Ответьте на вопросы по отрывку о Марии Пастуховой.
(а) В каком театре шла версия пьесы К. Тренева, где Пастухова играла Любовь Яровую?
(б) Кого Пастухова играла в «Дяде Ване» А.П. Чехова?
(в) Традициям какого театра в основном следовали режиссеры, дававшие ей роли?

# ОТРЫВОК ТЕКСТА
■ ■ ■
Несмотря на серьезность настоящего посыла амплуа актрисы было далеко не чисто героическим. Сила характеров и драматизм создаваемых Марией Фоминичной образов оттенялись мягкими, лирическими «тонами». Например, такой была ее Любовь Яровая в одноименной версии пьесы К. Тренева Брестского русского театра. Наряду с этим присутствовали в артистической «палитре» Пастуховой и гротесковые «краски».

Свидетельство тому - репертуар Марии Фоминичны уже в армейском театре. В пору актерской зрелости Пастуховой он был достаточно обширен: от романтичной дочери музыканта Луизы Миллер в «мещанской трагедии» Ф. Шиллера «Коварство и любовь», разведчицы Николаевой в шпионском боевике «На той стороне» А. Барянова, ударницы сельского хозяйства Паши Сумской в «Степи широкой» Н. Винникова до профессорской тещи Войницкой в «Дяде Ване» А.П. Чехова. А вот в преклонные годы Марии Фоминичны, справедливости ради надо заметить, в ЦАТРА ее индивидуальностью не слишком дорожили.

Но к такому не завидному и, увы, обычному для многих артистов положению она старалась относиться спокойно. Можно сказать, философски, предпочитая радоваться тем ролям, которые ей доверяли режиссеры, тем более что в основном они следовали традициям психологического театра. Направления, близкого самой Марии Пастуховой, чьи роли можно смело заносить в учебники по актерскому мастерству.
■ ■ ■
# ФРАГМЕНТ ДАННЫХ
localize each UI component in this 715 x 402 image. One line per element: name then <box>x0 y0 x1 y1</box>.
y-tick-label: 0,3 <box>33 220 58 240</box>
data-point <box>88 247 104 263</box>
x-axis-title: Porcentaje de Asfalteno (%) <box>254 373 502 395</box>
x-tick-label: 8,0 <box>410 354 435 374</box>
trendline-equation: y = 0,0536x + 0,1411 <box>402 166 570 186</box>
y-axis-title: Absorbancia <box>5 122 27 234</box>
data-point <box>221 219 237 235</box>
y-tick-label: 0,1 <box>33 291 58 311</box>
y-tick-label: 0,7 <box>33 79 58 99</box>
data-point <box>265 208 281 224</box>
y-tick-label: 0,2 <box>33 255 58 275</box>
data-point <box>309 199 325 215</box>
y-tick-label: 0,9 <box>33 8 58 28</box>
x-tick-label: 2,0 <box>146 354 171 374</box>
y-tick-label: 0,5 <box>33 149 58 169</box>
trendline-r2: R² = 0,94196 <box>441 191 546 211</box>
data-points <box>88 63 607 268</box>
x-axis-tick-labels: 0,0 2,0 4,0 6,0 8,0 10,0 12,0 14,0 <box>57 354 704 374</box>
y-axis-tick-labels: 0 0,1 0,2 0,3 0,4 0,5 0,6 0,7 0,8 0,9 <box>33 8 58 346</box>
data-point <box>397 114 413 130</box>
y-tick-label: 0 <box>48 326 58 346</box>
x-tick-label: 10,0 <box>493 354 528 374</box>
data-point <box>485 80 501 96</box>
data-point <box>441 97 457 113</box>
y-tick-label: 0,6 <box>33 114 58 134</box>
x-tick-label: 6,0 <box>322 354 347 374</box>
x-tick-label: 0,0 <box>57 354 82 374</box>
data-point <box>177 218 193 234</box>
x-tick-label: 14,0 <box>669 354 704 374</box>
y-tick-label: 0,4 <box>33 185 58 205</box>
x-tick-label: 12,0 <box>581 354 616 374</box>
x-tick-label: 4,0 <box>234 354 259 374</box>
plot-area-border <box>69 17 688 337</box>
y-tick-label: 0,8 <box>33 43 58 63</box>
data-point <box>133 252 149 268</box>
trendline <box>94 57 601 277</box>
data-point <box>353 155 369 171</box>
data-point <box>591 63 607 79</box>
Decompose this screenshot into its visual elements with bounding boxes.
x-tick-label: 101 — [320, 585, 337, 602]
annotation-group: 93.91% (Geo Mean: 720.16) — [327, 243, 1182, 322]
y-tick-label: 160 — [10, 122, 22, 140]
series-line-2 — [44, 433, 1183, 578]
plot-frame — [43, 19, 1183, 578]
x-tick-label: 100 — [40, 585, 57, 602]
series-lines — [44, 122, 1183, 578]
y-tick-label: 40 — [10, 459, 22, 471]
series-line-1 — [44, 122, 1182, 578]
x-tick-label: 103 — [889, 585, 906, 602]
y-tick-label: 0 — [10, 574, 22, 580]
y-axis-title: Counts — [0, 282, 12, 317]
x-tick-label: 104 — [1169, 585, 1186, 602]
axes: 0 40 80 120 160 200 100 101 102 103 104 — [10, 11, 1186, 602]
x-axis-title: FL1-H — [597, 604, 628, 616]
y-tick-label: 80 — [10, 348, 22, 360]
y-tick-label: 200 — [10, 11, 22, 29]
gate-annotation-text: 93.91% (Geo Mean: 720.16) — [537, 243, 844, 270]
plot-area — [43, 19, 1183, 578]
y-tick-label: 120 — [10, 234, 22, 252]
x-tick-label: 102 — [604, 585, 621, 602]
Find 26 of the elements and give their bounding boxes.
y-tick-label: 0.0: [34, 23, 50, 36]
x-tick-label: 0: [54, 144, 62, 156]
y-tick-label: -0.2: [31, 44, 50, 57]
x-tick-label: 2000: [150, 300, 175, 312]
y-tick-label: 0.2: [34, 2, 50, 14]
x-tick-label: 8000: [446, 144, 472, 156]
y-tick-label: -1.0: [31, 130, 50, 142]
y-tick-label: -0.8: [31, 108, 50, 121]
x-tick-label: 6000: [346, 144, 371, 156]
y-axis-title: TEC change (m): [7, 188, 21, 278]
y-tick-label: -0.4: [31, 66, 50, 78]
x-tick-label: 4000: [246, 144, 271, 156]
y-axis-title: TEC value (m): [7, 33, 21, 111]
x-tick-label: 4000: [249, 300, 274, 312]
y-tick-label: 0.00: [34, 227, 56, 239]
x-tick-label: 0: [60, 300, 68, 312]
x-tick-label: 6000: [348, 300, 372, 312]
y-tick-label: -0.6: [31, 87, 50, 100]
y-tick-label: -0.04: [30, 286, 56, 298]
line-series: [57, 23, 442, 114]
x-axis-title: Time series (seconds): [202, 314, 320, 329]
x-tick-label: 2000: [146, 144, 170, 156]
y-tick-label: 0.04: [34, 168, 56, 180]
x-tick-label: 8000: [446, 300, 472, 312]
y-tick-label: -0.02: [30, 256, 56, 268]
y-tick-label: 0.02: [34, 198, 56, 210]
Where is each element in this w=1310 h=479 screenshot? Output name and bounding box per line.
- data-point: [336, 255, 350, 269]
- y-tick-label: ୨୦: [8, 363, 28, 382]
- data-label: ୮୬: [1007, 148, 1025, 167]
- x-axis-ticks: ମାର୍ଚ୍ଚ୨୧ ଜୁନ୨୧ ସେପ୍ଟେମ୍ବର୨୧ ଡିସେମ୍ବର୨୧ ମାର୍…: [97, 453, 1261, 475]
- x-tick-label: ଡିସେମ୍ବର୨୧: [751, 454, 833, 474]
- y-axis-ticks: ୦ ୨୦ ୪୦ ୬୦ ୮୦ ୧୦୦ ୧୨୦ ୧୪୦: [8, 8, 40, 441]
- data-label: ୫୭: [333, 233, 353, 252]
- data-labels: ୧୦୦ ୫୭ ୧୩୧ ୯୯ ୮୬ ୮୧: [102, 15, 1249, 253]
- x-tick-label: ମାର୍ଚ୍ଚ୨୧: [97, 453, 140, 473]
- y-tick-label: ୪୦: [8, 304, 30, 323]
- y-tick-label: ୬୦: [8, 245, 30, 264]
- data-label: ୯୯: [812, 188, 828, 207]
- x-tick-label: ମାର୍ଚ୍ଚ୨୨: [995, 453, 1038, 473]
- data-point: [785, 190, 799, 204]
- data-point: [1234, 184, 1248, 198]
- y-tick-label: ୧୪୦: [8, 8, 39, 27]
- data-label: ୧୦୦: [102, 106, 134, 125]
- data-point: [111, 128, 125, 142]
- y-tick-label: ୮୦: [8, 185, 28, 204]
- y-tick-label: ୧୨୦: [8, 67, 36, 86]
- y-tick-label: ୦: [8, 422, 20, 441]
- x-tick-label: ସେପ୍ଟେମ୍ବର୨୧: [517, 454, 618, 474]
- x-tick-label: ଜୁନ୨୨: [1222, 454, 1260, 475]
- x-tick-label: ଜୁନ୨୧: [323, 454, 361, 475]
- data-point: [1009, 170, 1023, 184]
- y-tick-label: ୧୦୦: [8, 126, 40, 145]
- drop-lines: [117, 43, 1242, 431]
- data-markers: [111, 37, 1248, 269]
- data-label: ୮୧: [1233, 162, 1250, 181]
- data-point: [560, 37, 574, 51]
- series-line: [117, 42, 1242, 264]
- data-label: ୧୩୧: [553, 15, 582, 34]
■ ■ ■
# ОТВЕТ
(а) В Брестском русском театре.
(б) Профессорскую тещу Войницкую.
(в) Психологического театра.